▶ **Consignes de l'exercice**
Mettez à jour les lignes de données ci-dessous en remplaçant « Output format » par « Expected format », sans rien modifier d'autre. Ne reproduisez pas les images dans votre réponse.

Lignes de données
....

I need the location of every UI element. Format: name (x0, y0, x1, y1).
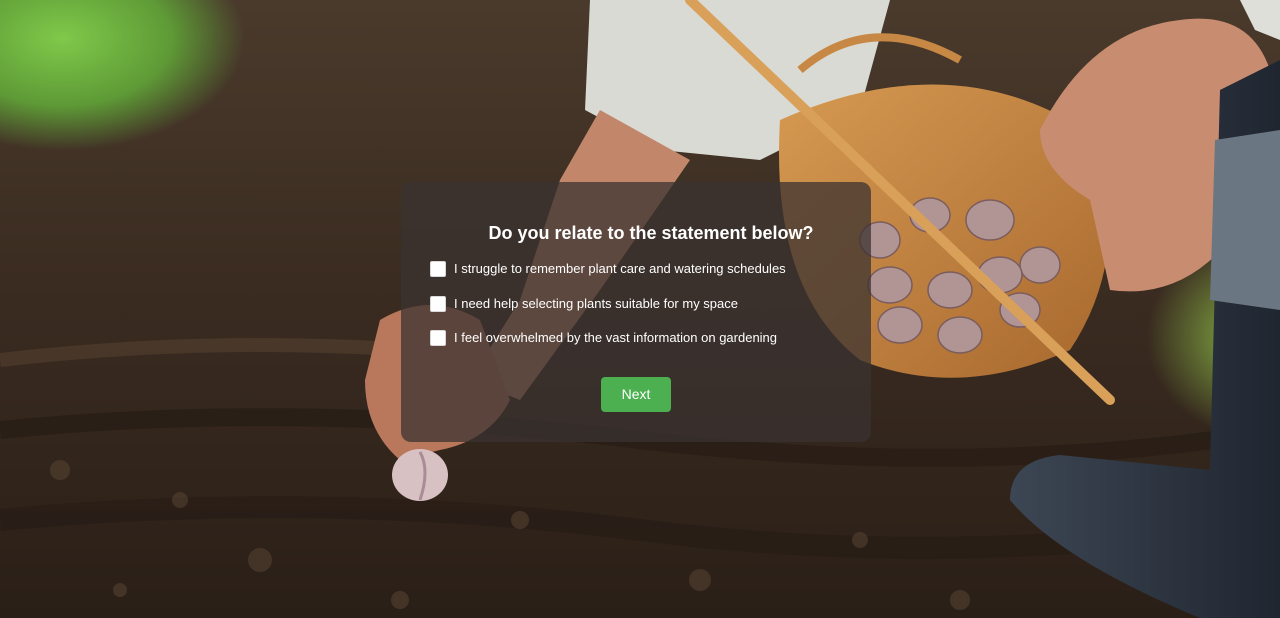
checkbox[interactable] (430, 295, 446, 312)
next-button[interactable]: Next (601, 376, 671, 412)
options-list: I struggle to remember plant care and wa… (430, 260, 786, 364)
option-label: I need help selecting plants suitable fo… (454, 295, 739, 311)
option-overwhelmed[interactable]: I feel overwhelmed by the vast informati… (430, 329, 786, 347)
checkbox[interactable] (430, 261, 446, 277)
checkbox[interactable] (430, 330, 446, 346)
survey-card: Do you relate to the statement below? I … (401, 182, 871, 442)
option-remember-care[interactable]: I struggle to remember plant care and wa… (430, 260, 786, 278)
page-root: Do you relate to the statement below? I … (0, 0, 1280, 618)
option-label: I feel overwhelmed by the vast informati… (454, 330, 778, 345)
survey-question: Do you relate to the statement below? (488, 223, 814, 243)
option-select-plants[interactable]: I need help selecting plants suitable fo… (430, 295, 786, 313)
option-label: I struggle to remember plant care and wa… (454, 261, 786, 276)
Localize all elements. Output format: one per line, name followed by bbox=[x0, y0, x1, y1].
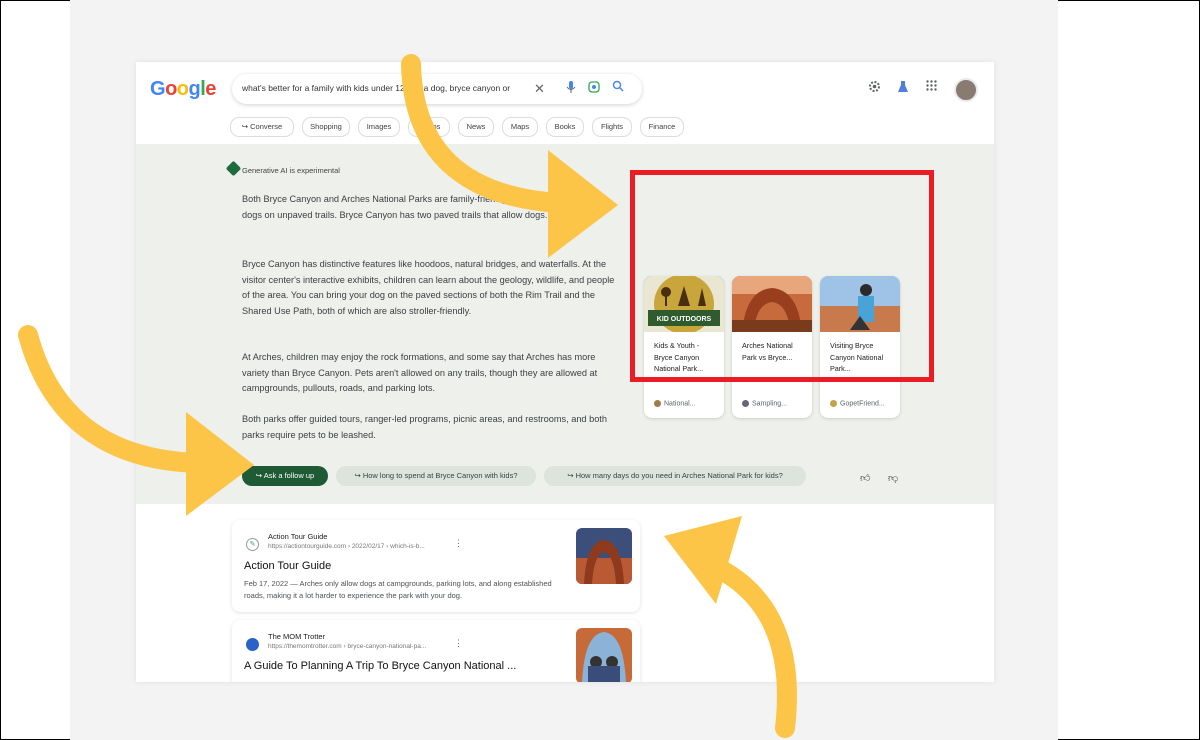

....

▶ **Corrigé**
I need the location of every UI element. Format: name (x0, y0, x1, y1).
checkbox[interactable] (430, 295, 446, 312)
next-button[interactable]: Next (601, 376, 671, 412)
options-list: I struggle to remember plant care and wa… (430, 260, 786, 364)
option-label: I need help selecting plants suitable fo… (454, 295, 739, 311)
option-overwhelmed[interactable]: I feel overwhelmed by the vast informati… (430, 329, 786, 347)
checkbox[interactable] (430, 261, 446, 277)
checkbox[interactable] (430, 330, 446, 346)
survey-card: Do you relate to the statement below? I … (401, 182, 871, 442)
option-remember-care[interactable]: I struggle to remember plant care and wa… (430, 260, 786, 278)
page-root: Do you relate to the statement below? I … (0, 0, 1280, 618)
option-label: I feel overwhelmed by the vast informati… (454, 330, 778, 345)
survey-question: Do you relate to the statement below? (488, 223, 814, 243)
option-select-plants[interactable]: I need help selecting plants suitable fo… (430, 295, 786, 313)
option-label: I struggle to remember plant care and wa… (454, 261, 786, 276)
Localize all elements. Expected format: one per line, name followed by bbox=[x0, y0, x1, y1].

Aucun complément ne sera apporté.